Element box data
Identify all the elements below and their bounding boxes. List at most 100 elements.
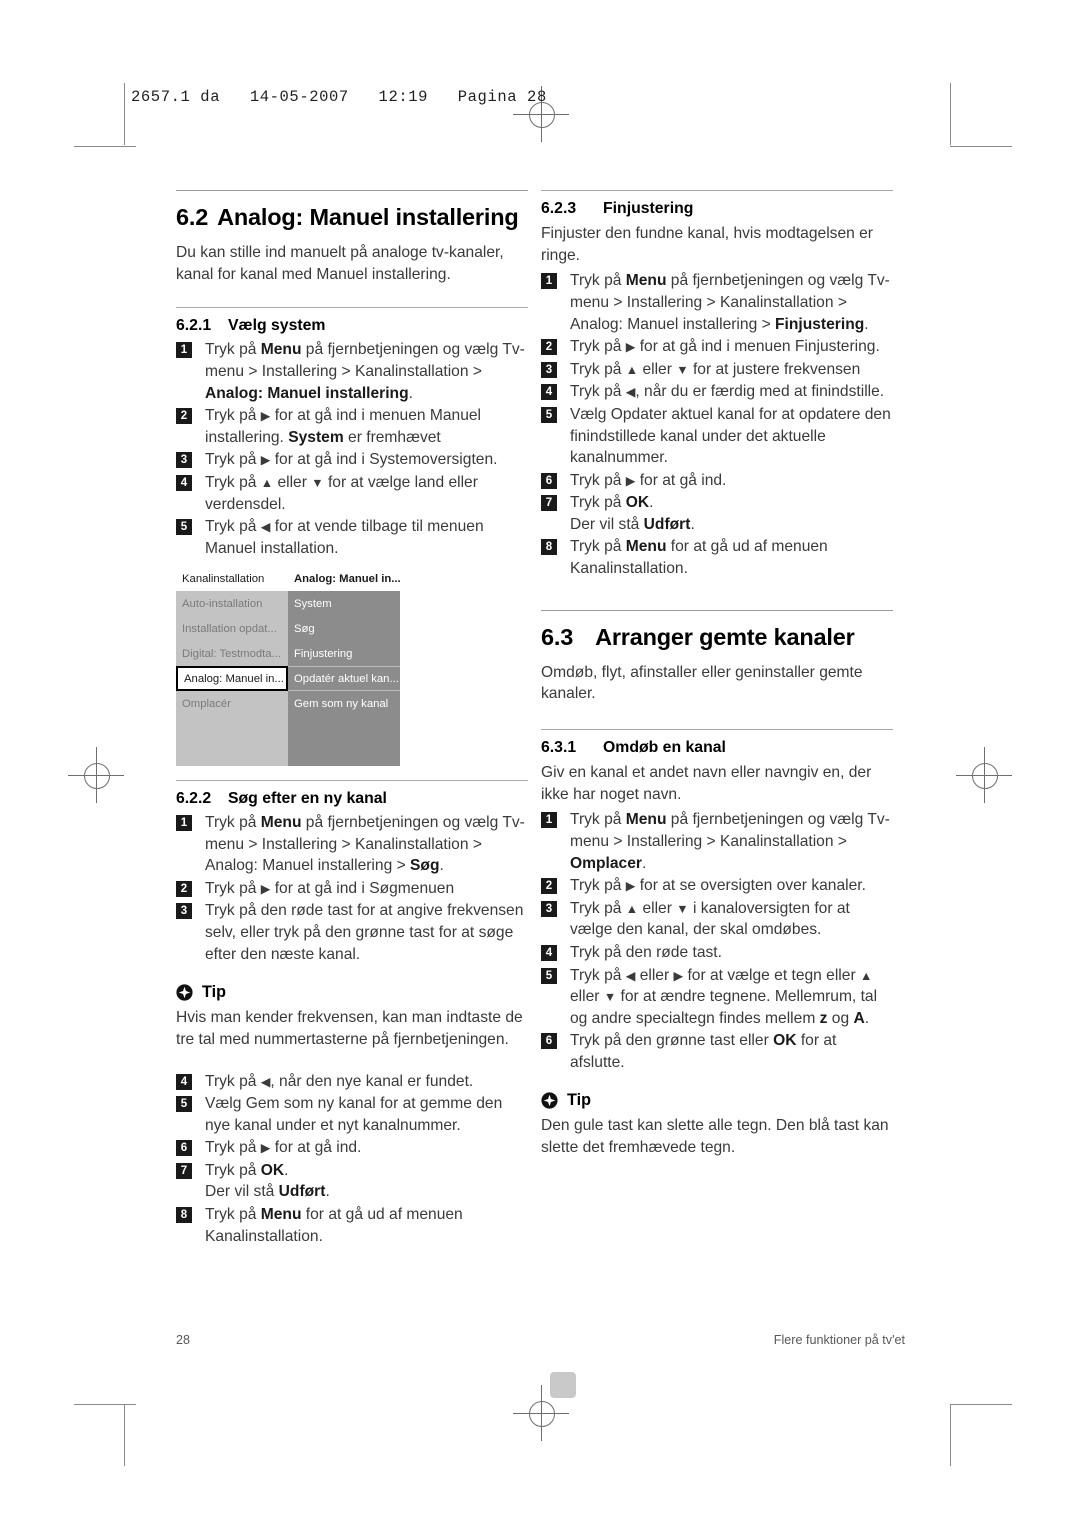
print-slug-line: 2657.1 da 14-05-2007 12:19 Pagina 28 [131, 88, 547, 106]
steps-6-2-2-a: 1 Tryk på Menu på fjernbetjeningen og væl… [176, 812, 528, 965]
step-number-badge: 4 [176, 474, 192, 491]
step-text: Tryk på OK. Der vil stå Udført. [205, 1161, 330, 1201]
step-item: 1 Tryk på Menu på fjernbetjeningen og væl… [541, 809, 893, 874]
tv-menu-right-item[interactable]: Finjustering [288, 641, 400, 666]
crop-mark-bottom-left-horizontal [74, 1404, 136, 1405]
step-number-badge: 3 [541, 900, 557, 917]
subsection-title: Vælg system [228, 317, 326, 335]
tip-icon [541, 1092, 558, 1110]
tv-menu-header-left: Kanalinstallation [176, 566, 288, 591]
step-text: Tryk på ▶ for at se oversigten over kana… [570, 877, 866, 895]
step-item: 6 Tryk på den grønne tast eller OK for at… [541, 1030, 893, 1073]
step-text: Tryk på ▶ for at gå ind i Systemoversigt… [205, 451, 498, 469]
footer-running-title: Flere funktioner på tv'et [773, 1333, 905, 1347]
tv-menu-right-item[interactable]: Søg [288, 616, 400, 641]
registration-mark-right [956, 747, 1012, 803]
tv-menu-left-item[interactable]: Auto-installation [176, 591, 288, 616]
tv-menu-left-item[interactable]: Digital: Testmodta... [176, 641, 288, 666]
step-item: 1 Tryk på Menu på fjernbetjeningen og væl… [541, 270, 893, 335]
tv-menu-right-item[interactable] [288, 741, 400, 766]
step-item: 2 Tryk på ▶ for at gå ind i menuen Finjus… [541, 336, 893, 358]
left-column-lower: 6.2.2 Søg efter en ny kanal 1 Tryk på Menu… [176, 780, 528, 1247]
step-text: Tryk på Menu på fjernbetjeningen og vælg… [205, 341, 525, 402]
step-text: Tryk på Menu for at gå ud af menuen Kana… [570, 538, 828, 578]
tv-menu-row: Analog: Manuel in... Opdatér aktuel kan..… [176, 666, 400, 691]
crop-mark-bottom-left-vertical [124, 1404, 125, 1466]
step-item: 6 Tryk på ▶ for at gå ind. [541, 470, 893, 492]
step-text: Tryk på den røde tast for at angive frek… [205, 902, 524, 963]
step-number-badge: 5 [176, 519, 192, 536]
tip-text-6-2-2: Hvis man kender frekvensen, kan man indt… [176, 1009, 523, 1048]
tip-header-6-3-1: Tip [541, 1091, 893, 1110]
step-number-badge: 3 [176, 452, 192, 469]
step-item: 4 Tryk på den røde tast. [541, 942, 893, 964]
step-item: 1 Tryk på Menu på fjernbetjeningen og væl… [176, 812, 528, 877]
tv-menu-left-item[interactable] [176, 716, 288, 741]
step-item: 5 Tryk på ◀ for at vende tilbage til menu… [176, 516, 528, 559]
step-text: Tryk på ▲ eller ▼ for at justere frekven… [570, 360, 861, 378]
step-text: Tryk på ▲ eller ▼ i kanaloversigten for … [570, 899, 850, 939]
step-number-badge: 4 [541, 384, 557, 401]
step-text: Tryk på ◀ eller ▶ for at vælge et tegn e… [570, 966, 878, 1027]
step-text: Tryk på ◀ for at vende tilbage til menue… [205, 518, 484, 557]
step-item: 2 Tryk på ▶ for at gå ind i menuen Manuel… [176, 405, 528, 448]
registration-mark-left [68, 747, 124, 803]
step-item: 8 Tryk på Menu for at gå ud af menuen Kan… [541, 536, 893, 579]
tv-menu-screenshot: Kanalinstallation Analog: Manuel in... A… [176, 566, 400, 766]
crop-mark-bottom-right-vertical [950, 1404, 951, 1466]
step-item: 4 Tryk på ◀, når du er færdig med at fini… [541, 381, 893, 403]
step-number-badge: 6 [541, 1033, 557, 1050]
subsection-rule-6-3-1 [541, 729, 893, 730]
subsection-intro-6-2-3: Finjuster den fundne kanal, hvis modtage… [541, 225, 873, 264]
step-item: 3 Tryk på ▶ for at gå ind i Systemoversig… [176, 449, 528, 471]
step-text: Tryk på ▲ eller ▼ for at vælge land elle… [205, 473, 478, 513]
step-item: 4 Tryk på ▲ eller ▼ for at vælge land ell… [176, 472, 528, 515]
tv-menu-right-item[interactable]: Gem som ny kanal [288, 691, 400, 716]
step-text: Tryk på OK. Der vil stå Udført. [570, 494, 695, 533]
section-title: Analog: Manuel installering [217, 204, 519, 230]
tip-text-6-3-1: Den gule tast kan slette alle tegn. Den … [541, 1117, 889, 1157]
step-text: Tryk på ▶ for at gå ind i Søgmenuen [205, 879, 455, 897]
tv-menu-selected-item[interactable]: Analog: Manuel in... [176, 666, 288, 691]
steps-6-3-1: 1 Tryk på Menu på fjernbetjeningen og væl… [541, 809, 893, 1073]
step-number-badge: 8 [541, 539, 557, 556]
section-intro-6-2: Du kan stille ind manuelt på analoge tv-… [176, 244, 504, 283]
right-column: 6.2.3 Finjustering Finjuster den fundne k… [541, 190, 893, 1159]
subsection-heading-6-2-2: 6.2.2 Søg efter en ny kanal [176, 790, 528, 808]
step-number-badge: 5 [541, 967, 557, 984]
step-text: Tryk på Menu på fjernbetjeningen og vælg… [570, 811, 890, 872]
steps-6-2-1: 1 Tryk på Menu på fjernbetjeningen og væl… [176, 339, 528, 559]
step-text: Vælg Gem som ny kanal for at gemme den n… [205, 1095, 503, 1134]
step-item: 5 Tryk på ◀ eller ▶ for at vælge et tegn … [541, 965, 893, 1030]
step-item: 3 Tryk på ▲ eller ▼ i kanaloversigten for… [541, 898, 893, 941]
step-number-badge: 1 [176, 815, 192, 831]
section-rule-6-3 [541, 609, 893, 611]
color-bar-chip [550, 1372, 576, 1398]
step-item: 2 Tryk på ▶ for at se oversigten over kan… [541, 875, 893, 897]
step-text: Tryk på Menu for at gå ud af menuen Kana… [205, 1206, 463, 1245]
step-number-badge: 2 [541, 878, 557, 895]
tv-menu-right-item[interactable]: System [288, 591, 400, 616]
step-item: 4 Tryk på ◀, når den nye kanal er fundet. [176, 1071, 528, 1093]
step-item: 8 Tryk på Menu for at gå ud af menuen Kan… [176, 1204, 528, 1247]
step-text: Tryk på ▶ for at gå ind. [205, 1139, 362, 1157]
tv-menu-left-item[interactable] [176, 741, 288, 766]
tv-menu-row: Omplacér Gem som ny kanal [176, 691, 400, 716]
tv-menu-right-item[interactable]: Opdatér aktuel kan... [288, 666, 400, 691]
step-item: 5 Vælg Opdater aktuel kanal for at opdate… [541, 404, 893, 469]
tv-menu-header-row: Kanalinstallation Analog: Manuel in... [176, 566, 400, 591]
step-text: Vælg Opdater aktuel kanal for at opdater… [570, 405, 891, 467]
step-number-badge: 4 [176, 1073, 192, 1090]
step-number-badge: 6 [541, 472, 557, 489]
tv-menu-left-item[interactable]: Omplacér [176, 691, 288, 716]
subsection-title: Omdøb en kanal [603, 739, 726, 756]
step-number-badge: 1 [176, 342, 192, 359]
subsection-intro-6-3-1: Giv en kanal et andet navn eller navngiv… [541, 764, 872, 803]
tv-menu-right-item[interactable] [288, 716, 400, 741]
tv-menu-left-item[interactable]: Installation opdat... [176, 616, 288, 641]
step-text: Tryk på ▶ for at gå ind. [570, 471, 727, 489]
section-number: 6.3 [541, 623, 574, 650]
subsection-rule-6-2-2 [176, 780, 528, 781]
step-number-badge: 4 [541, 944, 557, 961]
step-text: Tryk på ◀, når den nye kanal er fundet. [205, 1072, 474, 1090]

(WRITTEN PROBLEM):
Between the lines holding "print-slug-line: 2657.1 da" and "left-column-lower: 6.2.2 Søg", inclusive, change "step-text" to "instruction-text" and write those lines out again, leaving everything else as it is.

(WRITTEN REPLY):
print-slug-line: 2657.1 da 14-05-2007 12:19 Pagina 28 [131, 88, 547, 106]
steps-6-2-2-a: 1 Tryk på Menu på fjernbetjeningen og væl… [176, 812, 528, 965]
step-number-badge: 4 [176, 474, 192, 491]
instruction-text: Tryk på OK. Der vil stå Udført. [205, 1161, 330, 1201]
step-item: 1 Tryk på Menu på fjernbetjeningen og væl… [541, 809, 893, 874]
tv-menu-right-item[interactable]: Finjustering [288, 641, 400, 666]
crop-mark-bottom-left-horizontal [74, 1404, 136, 1405]
step-number-badge: 3 [541, 900, 557, 917]
subsection-title: Vælg system [228, 317, 326, 335]
tip-icon [541, 1092, 558, 1110]
tv-menu-header-left: Kanalinstallation [176, 566, 288, 591]
instruction-text: Tryk på ▶ for at se oversigten over kana… [570, 877, 866, 895]
step-item: 6 Tryk på den grønne tast eller OK for at… [541, 1030, 893, 1073]
instruction-text: Tryk på ▶ for at gå ind i Systemoversigt… [205, 451, 498, 469]
footer-running-title: Flere funktioner på tv'et [773, 1333, 905, 1347]
tv-menu-right-item[interactable]: Søg [288, 616, 400, 641]
registration-mark-right [956, 747, 1012, 803]
tv-menu-left-item[interactable]: Auto-installation [176, 591, 288, 616]
tv-menu-left-item[interactable]: Digital: Testmodta... [176, 641, 288, 666]
step-item: 1 Tryk på Menu på fjernbetjeningen og væl… [541, 270, 893, 335]
tv-menu-right-item[interactable] [288, 741, 400, 766]
step-item: 2 Tryk på ▶ for at gå ind i menuen Finjus… [541, 336, 893, 358]
left-column-lower: 6.2.2 Søg efter en ny kanal 1 Tryk på Menu… [176, 780, 528, 1247]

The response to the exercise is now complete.